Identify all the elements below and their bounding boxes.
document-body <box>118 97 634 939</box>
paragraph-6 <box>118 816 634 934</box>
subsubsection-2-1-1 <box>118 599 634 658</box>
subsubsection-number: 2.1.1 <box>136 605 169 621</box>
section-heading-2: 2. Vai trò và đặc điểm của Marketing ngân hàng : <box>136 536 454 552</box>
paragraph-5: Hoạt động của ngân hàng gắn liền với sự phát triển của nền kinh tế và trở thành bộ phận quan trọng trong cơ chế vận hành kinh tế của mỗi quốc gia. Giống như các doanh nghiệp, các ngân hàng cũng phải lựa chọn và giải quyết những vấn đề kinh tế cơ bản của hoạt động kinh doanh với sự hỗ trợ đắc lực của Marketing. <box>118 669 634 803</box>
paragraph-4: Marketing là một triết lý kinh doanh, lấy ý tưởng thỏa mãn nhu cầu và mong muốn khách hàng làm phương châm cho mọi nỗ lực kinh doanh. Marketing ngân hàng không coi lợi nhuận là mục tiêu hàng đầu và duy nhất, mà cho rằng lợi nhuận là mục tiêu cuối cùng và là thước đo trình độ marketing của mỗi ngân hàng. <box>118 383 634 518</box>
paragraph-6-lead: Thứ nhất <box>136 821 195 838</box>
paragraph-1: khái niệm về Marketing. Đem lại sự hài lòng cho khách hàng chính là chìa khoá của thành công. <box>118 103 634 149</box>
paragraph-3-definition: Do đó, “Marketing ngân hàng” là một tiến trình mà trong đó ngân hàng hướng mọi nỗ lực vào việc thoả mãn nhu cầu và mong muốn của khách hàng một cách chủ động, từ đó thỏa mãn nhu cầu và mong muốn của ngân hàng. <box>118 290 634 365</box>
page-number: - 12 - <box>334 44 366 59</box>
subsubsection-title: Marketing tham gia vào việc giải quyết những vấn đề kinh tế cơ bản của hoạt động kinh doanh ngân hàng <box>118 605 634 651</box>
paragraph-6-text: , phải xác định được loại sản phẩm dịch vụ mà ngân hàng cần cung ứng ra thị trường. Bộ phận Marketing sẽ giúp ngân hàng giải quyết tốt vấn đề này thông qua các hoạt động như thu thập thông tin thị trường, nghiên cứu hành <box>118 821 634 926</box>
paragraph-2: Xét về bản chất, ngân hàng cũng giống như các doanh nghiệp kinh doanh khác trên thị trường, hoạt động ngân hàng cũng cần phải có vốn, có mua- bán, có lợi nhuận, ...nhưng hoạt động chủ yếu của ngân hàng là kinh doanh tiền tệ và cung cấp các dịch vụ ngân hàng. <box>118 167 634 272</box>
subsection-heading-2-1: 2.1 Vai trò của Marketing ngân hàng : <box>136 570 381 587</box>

WRITTEN EXERCISE ::
Return all of the lines above verbatim and in their original order.

ANSWER FOR THIS EXERCISE ::
Identify all the elements below and their bounding boxes.
document-body <box>118 97 634 939</box>
paragraph-6 <box>118 816 634 934</box>
subsubsection-2-1-1 <box>118 599 634 658</box>
subsubsection-number: 2.1.1 <box>136 605 169 621</box>
section-heading-2: 2. Vai trò và đặc điểm của Marketing ngân hàng : <box>136 536 454 552</box>
paragraph-5: Hoạt động của ngân hàng gắn liền với sự phát triển của nền kinh tế và trở thành bộ phận quan trọng trong cơ chế vận hành kinh tế của mỗi quốc gia. Giống như các doanh nghiệp, các ngân hàng cũng phải lựa chọn và giải quyết những vấn đề kinh tế cơ bản của hoạt động kinh doanh với sự hỗ trợ đắc lực của Marketing. <box>118 669 634 803</box>
paragraph-4: Marketing là một triết lý kinh doanh, lấy ý tưởng thỏa mãn nhu cầu và mong muốn khách hàng làm phương châm cho mọi nỗ lực kinh doanh. Marketing ngân hàng không coi lợi nhuận là mục tiêu hàng đầu và duy nhất, mà cho rằng lợi nhuận là mục tiêu cuối cùng và là thước đo trình độ marketing của mỗi ngân hàng. <box>118 383 634 518</box>
paragraph-6-lead: Thứ nhất <box>136 821 195 838</box>
paragraph-1: khái niệm về Marketing. Đem lại sự hài lòng cho khách hàng chính là chìa khoá của thành công. <box>118 103 634 149</box>
paragraph-3-definition: Do đó, “Marketing ngân hàng” là một tiến trình mà trong đó ngân hàng hướng mọi nỗ lực vào việc thoả mãn nhu cầu và mong muốn của khách hàng một cách chủ động, từ đó thỏa mãn nhu cầu và mong muốn của ngân hàng. <box>118 290 634 365</box>
page-number: - 12 - <box>334 44 366 59</box>
subsubsection-title: Marketing tham gia vào việc giải quyết những vấn đề kinh tế cơ bản của hoạt động kinh doanh ngân hàng <box>118 605 634 651</box>
paragraph-6-text: , phải xác định được loại sản phẩm dịch vụ mà ngân hàng cần cung ứng ra thị trường. Bộ phận Marketing sẽ giúp ngân hàng giải quyết tốt vấn đề này thông qua các hoạt động như thu thập thông tin thị trường, nghiên cứu hành <box>118 821 634 926</box>
paragraph-2: Xét về bản chất, ngân hàng cũng giống như các doanh nghiệp kinh doanh khác trên thị trường, hoạt động ngân hàng cũng cần phải có vốn, có mua- bán, có lợi nhuận, ...nhưng hoạt động chủ yếu của ngân hàng là kinh doanh tiền tệ và cung cấp các dịch vụ ngân hàng. <box>118 167 634 272</box>
subsection-heading-2-1: 2.1 Vai trò của Marketing ngân hàng : <box>136 570 381 587</box>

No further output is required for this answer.